* _INSTRUCTIONS TO FOLLOW_:
Extract every line of the material below and reproduce it faithfully.

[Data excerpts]
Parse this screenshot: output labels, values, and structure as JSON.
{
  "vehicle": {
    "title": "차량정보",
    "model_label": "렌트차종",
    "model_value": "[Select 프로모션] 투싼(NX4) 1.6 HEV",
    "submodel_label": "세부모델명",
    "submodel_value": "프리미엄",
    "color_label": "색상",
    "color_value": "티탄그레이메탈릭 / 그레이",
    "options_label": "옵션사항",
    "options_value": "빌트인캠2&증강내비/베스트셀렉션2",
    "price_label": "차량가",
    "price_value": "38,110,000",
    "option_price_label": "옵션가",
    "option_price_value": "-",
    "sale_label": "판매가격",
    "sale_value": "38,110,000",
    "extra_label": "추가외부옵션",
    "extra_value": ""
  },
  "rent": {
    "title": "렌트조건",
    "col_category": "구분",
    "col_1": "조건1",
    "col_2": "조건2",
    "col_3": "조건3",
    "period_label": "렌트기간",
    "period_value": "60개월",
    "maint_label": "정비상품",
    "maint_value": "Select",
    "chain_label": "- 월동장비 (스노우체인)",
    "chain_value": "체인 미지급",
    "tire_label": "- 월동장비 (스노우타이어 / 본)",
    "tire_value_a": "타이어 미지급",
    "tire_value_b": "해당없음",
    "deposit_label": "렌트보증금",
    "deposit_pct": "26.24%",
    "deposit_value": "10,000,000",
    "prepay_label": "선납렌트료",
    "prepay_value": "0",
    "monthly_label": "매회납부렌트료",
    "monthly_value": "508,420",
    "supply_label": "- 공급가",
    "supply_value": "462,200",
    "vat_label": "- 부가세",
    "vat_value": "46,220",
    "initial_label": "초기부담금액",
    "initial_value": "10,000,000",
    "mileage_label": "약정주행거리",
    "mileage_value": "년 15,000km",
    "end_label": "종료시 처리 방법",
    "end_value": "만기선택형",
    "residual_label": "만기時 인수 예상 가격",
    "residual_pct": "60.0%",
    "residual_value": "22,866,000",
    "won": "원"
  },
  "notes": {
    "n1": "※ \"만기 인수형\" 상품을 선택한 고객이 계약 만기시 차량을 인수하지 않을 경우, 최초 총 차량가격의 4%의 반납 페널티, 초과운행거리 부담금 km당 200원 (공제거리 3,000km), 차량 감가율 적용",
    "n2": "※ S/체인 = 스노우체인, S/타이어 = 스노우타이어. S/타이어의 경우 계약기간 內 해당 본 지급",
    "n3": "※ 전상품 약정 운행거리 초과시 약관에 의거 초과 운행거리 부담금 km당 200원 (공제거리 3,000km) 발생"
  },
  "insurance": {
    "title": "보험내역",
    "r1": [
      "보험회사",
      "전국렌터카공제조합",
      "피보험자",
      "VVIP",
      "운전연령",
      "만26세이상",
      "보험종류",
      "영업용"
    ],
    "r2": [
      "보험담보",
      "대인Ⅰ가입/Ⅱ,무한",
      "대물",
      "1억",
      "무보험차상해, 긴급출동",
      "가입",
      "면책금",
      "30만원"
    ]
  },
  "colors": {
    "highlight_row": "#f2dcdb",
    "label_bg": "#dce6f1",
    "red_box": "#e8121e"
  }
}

* _WRITTEN SOLUTION_:
Parse this screenshot: output labels, values, and structure as JSON.
{
  "vehicle": {
    "title": "차량정보",
    "model_label": "렌트차종",
    "model_value": "[Select 프로모션] 투싼(NX4) 1.6 HEV",
    "submodel_label": "세부모델명",
    "submodel_value": "프리미엄",
    "color_label": "색상",
    "color_value": "티탄그레이메탈릭 / 그레이",
    "options_label": "옵션사항",
    "options_value": "빌트인캠2&증강내비/베스트셀렉션2",
    "price_label": "차량가",
    "price_value": "38,110,000",
    "option_price_label": "옵션가",
    "option_price_value": "-",
    "sale_label": "판매가격",
    "sale_value": "38,110,000",
    "extra_label": "추가외부옵션",
    "extra_value": ""
  },
  "rent": {
    "title": "렌트조건",
    "col_category": "구분",
    "col_1": "조건1",
    "col_2": "조건2",
    "col_3": "조건3",
    "period_label": "렌트기간",
    "period_value": "60개월",
    "maint_label": "정비상품",
    "maint_value": "Select",
    "chain_label": "- 월동장비 (스노우체인)",
    "chain_value": "체인 미지급",
    "tire_label": "- 월동장비 (스노우타이어 / 본)",
    "tire_value_a": "타이어 미지급",
    "tire_value_b": "해당없음",
    "deposit_label": "렌트보증금",
    "deposit_pct": "26.24%",
    "deposit_value": "10,000,000",
    "prepay_label": "선납렌트료",
    "prepay_value": "0",
    "monthly_label": "매회납부렌트료",
    "monthly_value": "508,420",
    "supply_label": "- 공급가",
    "supply_value": "462,200",
    "vat_label": "- 부가세",
    "vat_value": "46,220",
    "initial_label": "초기부담금액",
    "initial_value": "10,000,000",
    "mileage_label": "약정주행거리",
    "mileage_value": "년 15,000km",
    "end_label": "종료시 처리 방법",
    "end_value": "만기선택형",
    "residual_label": "만기時 인수 예상 가격",
    "residual_pct": "60.0%",
    "residual_value": "22,866,000",
    "won": "원"
  },
  "notes": {
    "n1": "※ \"만기 인수형\" 상품을 선택한 고객이 계약 만기시 차량을 인수하지 않을 경우, 최초 총 차량가격의 4%의 반납 페널티, 초과운행거리 부담금 km당 200원 (공제거리 3,000km), 차량 감가율 적용",
    "n2": "※ S/체인 = 스노우체인, S/타이어 = 스노우타이어. S/타이어의 경우 계약기간 內 해당 본 지급",
    "n3": "※ 전상품 약정 운행거리 초과시 약관에 의거 초과 운행거리 부담금 km당 200원 (공제거리 3,000km) 발생"
  },
  "insurance": {
    "title": "보험내역",
    "r1": [
      "보험회사",
      "전국렌터카공제조합",
      "피보험자",
      "VVIP",
      "운전연령",
      "만26세이상",
      "보험종류",
      "영업용"
    ],
    "r2": [
      "보험담보",
      "대인Ⅰ가입/Ⅱ,무한",
      "대물",
      "1억",
      "무보험차상해, 긴급출동",
      "가입",
      "면책금",
      "30만원"
    ]
  },
  "colors": {
    "highlight_row": "#f2dcdb",
    "label_bg": "#dce6f1",
    "red_box": "#e8121e"
  }
}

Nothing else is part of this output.